EXERCISE: Each line containing the word "this" must be reported.

DATASET RECORDS:
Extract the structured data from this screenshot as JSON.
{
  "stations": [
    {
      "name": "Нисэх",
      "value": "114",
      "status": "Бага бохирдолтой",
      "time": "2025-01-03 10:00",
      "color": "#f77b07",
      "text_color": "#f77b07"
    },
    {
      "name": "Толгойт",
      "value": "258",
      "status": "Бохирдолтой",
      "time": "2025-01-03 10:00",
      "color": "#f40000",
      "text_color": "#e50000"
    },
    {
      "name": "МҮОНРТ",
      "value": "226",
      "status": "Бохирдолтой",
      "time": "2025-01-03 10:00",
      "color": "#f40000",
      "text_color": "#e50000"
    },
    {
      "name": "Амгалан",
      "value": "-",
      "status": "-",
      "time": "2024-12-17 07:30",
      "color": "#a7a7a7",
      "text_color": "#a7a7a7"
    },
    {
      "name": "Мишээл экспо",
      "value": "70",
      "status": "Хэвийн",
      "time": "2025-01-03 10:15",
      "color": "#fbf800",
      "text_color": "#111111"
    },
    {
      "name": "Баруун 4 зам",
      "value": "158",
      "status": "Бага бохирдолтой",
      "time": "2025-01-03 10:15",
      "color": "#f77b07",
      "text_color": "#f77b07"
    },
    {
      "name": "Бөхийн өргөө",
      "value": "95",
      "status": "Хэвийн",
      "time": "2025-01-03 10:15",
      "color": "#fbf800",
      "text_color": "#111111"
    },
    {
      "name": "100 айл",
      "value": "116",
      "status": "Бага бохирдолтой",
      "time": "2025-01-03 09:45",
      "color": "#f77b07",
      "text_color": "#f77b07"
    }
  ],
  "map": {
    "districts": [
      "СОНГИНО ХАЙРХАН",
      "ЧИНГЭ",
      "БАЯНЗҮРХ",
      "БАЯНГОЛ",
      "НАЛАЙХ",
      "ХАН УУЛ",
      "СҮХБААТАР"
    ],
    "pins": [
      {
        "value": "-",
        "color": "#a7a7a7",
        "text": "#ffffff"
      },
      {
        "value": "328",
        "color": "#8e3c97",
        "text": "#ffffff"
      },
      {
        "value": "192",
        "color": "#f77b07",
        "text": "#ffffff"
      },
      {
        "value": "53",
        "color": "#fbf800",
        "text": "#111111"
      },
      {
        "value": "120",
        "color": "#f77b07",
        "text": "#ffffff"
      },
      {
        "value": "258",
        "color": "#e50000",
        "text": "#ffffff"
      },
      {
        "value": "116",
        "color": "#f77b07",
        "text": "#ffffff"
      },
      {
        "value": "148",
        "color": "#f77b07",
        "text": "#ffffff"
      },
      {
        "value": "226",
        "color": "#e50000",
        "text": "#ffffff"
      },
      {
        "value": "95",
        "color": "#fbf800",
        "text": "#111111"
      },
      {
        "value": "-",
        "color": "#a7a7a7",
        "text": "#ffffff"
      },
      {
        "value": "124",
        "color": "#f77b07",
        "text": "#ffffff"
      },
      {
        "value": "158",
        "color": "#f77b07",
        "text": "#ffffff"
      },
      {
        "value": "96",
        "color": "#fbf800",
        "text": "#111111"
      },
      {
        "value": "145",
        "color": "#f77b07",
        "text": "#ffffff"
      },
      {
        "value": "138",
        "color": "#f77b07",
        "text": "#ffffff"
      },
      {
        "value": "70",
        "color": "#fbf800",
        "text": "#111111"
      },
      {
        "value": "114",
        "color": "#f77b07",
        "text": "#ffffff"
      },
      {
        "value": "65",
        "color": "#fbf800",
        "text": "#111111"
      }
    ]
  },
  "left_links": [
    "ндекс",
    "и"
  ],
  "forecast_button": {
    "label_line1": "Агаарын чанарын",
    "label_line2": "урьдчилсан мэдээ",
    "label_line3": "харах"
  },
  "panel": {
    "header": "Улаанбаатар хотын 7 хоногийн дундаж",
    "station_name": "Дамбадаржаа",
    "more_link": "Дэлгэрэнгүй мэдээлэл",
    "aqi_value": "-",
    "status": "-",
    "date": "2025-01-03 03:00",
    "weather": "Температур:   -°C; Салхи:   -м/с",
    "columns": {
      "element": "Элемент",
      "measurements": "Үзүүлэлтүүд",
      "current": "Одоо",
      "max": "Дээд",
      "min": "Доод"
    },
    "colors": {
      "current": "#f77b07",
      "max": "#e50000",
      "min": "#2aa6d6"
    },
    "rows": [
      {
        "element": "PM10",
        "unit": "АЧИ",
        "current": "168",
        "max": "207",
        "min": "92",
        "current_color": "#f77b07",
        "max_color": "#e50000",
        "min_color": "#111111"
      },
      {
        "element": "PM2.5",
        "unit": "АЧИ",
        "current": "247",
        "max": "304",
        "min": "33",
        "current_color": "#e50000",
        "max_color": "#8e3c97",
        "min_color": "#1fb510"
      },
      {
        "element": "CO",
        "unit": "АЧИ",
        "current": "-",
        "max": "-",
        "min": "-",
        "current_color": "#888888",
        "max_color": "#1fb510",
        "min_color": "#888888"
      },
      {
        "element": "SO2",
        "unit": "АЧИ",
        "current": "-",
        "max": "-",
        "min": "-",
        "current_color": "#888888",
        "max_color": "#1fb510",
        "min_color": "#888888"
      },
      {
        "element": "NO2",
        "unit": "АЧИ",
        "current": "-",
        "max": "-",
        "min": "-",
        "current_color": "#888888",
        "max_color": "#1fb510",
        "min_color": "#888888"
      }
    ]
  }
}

* * *

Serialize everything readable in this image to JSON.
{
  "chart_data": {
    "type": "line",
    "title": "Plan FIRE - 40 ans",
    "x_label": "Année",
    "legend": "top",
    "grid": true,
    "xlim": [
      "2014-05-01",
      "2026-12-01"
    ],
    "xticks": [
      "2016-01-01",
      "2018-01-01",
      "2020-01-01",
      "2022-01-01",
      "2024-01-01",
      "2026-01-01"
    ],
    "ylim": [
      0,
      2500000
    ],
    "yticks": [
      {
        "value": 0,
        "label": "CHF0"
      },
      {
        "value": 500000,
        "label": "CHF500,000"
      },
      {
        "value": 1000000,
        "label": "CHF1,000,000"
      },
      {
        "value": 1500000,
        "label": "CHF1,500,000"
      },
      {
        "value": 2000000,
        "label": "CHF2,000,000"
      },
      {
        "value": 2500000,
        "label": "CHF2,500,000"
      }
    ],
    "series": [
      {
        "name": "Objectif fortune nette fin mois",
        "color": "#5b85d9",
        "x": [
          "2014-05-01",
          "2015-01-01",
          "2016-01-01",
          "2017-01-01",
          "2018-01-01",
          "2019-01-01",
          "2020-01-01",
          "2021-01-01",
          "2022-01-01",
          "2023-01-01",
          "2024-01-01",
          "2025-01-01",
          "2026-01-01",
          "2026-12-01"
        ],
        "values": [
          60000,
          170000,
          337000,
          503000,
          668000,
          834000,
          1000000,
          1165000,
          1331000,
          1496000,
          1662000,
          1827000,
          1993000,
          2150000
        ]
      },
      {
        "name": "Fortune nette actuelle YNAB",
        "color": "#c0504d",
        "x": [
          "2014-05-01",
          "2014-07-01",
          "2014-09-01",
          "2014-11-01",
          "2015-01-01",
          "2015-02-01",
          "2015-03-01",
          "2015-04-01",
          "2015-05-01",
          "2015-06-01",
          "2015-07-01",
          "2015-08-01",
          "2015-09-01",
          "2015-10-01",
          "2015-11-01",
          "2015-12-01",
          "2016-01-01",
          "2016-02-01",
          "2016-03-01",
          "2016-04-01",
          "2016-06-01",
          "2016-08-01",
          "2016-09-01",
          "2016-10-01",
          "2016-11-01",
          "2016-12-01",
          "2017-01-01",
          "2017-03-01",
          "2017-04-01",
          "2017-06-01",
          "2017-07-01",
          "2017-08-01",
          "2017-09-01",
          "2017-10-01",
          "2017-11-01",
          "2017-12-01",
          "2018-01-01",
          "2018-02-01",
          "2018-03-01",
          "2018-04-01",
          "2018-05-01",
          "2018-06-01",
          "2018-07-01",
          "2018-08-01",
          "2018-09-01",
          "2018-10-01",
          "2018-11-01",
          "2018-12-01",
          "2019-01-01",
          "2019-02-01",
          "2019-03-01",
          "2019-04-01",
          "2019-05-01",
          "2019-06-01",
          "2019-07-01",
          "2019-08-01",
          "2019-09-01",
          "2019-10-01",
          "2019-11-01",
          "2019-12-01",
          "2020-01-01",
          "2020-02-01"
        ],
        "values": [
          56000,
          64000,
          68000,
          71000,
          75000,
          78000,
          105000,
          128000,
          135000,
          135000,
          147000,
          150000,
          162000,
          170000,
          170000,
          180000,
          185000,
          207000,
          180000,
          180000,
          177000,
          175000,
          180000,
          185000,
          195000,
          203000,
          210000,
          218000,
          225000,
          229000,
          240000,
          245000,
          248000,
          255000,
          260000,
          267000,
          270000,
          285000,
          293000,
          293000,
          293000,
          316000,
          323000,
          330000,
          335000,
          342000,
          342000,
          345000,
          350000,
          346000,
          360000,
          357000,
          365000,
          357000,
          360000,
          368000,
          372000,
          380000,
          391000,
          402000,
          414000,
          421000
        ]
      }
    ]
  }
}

COMPLETE RESPONSE:
Extract the structured data from this screenshot as JSON.
Serialize everything readable in this image to JSON.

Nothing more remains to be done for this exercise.